Collected data entries »
* Begin *
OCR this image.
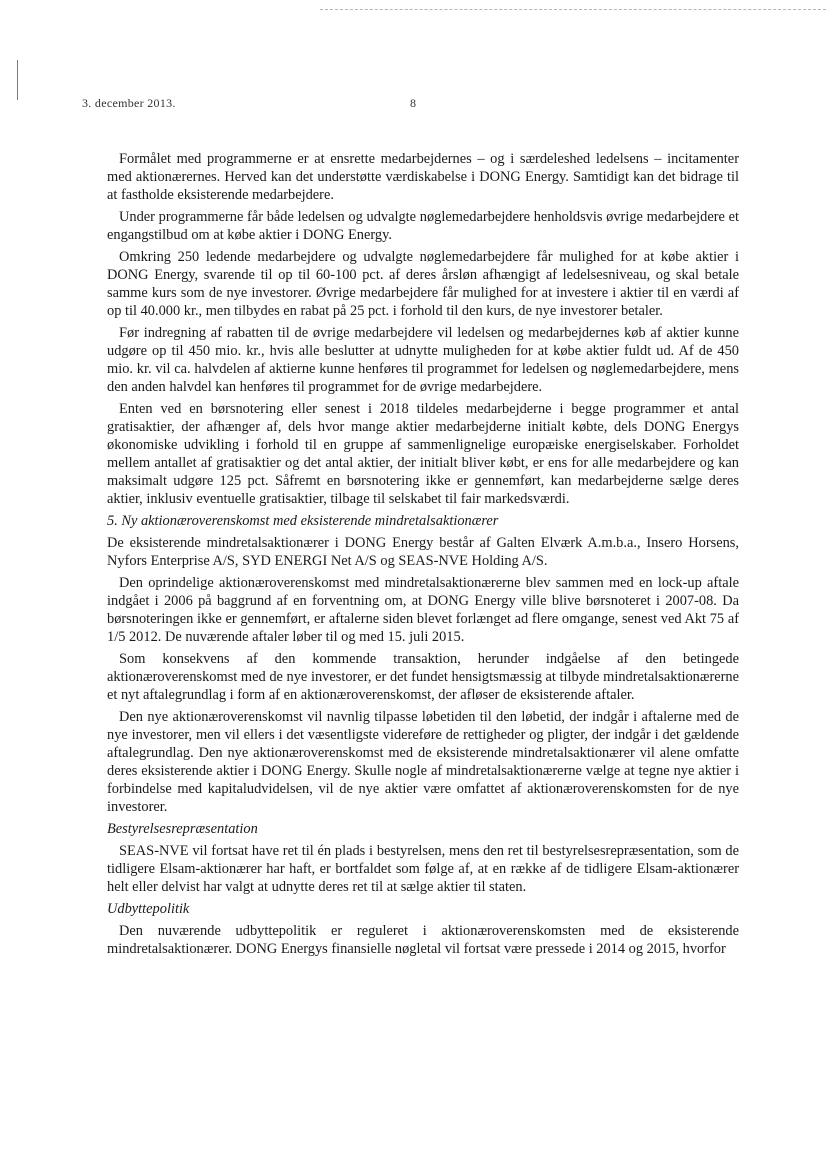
3. december 2013.	8

Formålet med programmerne er at ensrette medarbejdernes – og i særdeleshed ledelsens – incitamenter med aktionærernes. Herved kan det understøtte værdiskabelse i DONG Energy. Samtidigt kan det bidrage til at fastholde eksisterende medarbejdere.

Under programmerne får både ledelsen og udvalgte nøglemedarbejdere henholdsvis øvrige medarbejdere et engangstilbud om at købe aktier i DONG Energy.

Omkring 250 ledende medarbejdere og udvalgte nøglemedarbejdere får mulighed for at købe aktier i DONG Energy, svarende til op til 60-100 pct. af deres årsløn afhængigt af ledelsesniveau, og skal betale samme kurs som de nye investorer. Øvrige medarbejdere får mulighed for at investere i aktier til en værdi af op til 40.000 kr., men tilbydes en rabat på 25 pct. i forhold til den kurs, de nye investorer betaler.

Før indregning af rabatten til de øvrige medarbejdere vil ledelsen og medarbejdernes køb af aktier kunne udgøre op til 450 mio. kr., hvis alle beslutter at udnytte muligheden for at købe aktier fuldt ud. Af de 450 mio. kr. vil ca. halvdelen af aktierne kunne henføres til programmet for ledelsen og nøglemedarbejdere, mens den anden halvdel kan henføres til programmet for de øvrige medarbejdere.

Enten ved en børsnotering eller senest i 2018 tildeles medarbejderne i begge programmer et antal gratisaktier, der afhænger af, dels hvor mange aktier medarbejderne initialt købte, dels DONG Energys økonomiske udvikling i forhold til en gruppe af sammenlignelige europæiske energiselskaber. Forholdet mellem antallet af gratisaktier og det antal aktier, der initialt bliver købt, er ens for alle medarbejdere og kan maksimalt udgøre 125 pct. Såfremt en børsnotering ikke er gennemført, kan medarbejderne sælge deres aktier, inklusiv eventuelle gratisaktier, tilbage til selskabet til fair markedsværdi.

5. Ny aktionæroverenskomst med eksisterende mindretalsaktionærer

De eksisterende mindretalsaktionærer i DONG Energy består af Galten Elværk A.m.b.a., Insero Horsens, Nyfors Enterprise A/S, SYD ENERGI Net A/S og SEAS-NVE Holding A/S.

Den oprindelige aktionæroverenskomst med mindretalsaktionærerne blev sammen med en lock-up aftale indgået i 2006 på baggrund af en forventning om, at DONG Energy ville blive børsnoteret i 2007-08. Da børsnoteringen ikke er gennemført, er aftalerne siden blevet forlænget ad flere omgange, senest ved Akt 75 af 1/5 2012. De nuværende aftaler løber til og med 15. juli 2015.

Som konsekvens af den kommende transaktion, herunder indgåelse af den betingede aktionæroverenskomst med de nye investorer, er det fundet hensigtsmæssig at tilbyde mindretalsaktionærerne et nyt aftalegrundlag i form af en aktionæroverenskomst, der afløser de eksisterende aftaler.

Den nye aktionæroverenskomst vil navnlig tilpasse løbetiden til den løbetid, der indgår i aftalerne med de nye investorer, men vil ellers i det væsentligste videreføre de rettigheder og pligter, der indgår i det gældende aftalegrundlag. Den nye aktionæroverenskomst med de eksisterende mindretalsaktionærer vil alene omfatte deres eksisterende aktier i DONG Energy. Skulle nogle af mindretalsaktionærerne vælge at tegne nye aktier i forbindelse med kapitaludvidelsen, vil de nye aktier være omfattet af aktionæroverenskomsten for de nye investorer.

Bestyrelsesrepræsentation

SEAS-NVE vil fortsat have ret til én plads i bestyrelsen, mens den ret til bestyrelsesrepræsentation, som de tidligere Elsam-aktionærer har haft, er bortfaldet som følge af, at en række af de tidligere Elsam-aktionærer helt eller delvist har valgt at udnytte deres ret til at sælge aktier til staten.

Udbyttepolitik

Den nuværende udbyttepolitik er reguleret i aktionæroverenskomsten med de eksisterende mindretalsaktionærer. DONG Energys finansielle nøgletal vil fortsat være pressede i 2014 og 2015, hvorfor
* End *
Exercise description » Please write out all of the material above without changing a word, and omit any pictures.

Solved exercise »
OCR this image.
3. december 2013.	8

Formålet med programmerne er at ensrette medarbejdernes – og i særdeleshed ledelsens – incitamenter med aktionærernes. Herved kan det understøtte værdiskabelse i DONG Energy. Samtidigt kan det bidrage til at fastholde eksisterende medarbejdere.

Under programmerne får både ledelsen og udvalgte nøglemedarbejdere henholdsvis øvrige medarbejdere et engangstilbud om at købe aktier i DONG Energy.

Omkring 250 ledende medarbejdere og udvalgte nøglemedarbejdere får mulighed for at købe aktier i DONG Energy, svarende til op til 60-100 pct. af deres årsløn afhængigt af ledelsesniveau, og skal betale samme kurs som de nye investorer. Øvrige medarbejdere får mulighed for at investere i aktier til en værdi af op til 40.000 kr., men tilbydes en rabat på 25 pct. i forhold til den kurs, de nye investorer betaler.

Før indregning af rabatten til de øvrige medarbejdere vil ledelsen og medarbejdernes køb af aktier kunne udgøre op til 450 mio. kr., hvis alle beslutter at udnytte muligheden for at købe aktier fuldt ud. Af de 450 mio. kr. vil ca. halvdelen af aktierne kunne henføres til programmet for ledelsen og nøglemedarbejdere, mens den anden halvdel kan henføres til programmet for de øvrige medarbejdere.

Enten ved en børsnotering eller senest i 2018 tildeles medarbejderne i begge programmer et antal gratisaktier, der afhænger af, dels hvor mange aktier medarbejderne initialt købte, dels DONG Energys økonomiske udvikling i forhold til en gruppe af sammenlignelige europæiske energiselskaber. Forholdet mellem antallet af gratisaktier og det antal aktier, der initialt bliver købt, er ens for alle medarbejdere og kan maksimalt udgøre 125 pct. Såfremt en børsnotering ikke er gennemført, kan medarbejderne sælge deres aktier, inklusiv eventuelle gratisaktier, tilbage til selskabet til fair markedsværdi.

5. Ny aktionæroverenskomst med eksisterende mindretalsaktionærer

De eksisterende mindretalsaktionærer i DONG Energy består af Galten Elværk A.m.b.a., Insero Horsens, Nyfors Enterprise A/S, SYD ENERGI Net A/S og SEAS-NVE Holding A/S.

Den oprindelige aktionæroverenskomst med mindretalsaktionærerne blev sammen med en lock-up aftale indgået i 2006 på baggrund af en forventning om, at DONG Energy ville blive børsnoteret i 2007-08. Da børsnoteringen ikke er gennemført, er aftalerne siden blevet forlænget ad flere omgange, senest ved Akt 75 af 1/5 2012. De nuværende aftaler løber til og med 15. juli 2015.

Som konsekvens af den kommende transaktion, herunder indgåelse af den betingede aktionæroverenskomst med de nye investorer, er det fundet hensigtsmæssig at tilbyde mindretalsaktionærerne et nyt aftalegrundlag i form af en aktionæroverenskomst, der afløser de eksisterende aftaler.

Den nye aktionæroverenskomst vil navnlig tilpasse løbetiden til den løbetid, der indgår i aftalerne med de nye investorer, men vil ellers i det væsentligste videreføre de rettigheder og pligter, der indgår i det gældende aftalegrundlag. Den nye aktionæroverenskomst med de eksisterende mindretalsaktionærer vil alene omfatte deres eksisterende aktier i DONG Energy. Skulle nogle af mindretalsaktionærerne vælge at tegne nye aktier i forbindelse med kapitaludvidelsen, vil de nye aktier være omfattet af aktionæroverenskomsten for de nye investorer.

Bestyrelsesrepræsentation

SEAS-NVE vil fortsat have ret til én plads i bestyrelsen, mens den ret til bestyrelsesrepræsentation, som de tidligere Elsam-aktionærer har haft, er bortfaldet som følge af, at en række af de tidligere Elsam-aktionærer helt eller delvist har valgt at udnytte deres ret til at sælge aktier til staten.

Udbyttepolitik

Den nuværende udbyttepolitik er reguleret i aktionæroverenskomsten med de eksisterende mindretalsaktionærer. DONG Energys finansielle nøgletal vil fortsat være pressede i 2014 og 2015, hvorfor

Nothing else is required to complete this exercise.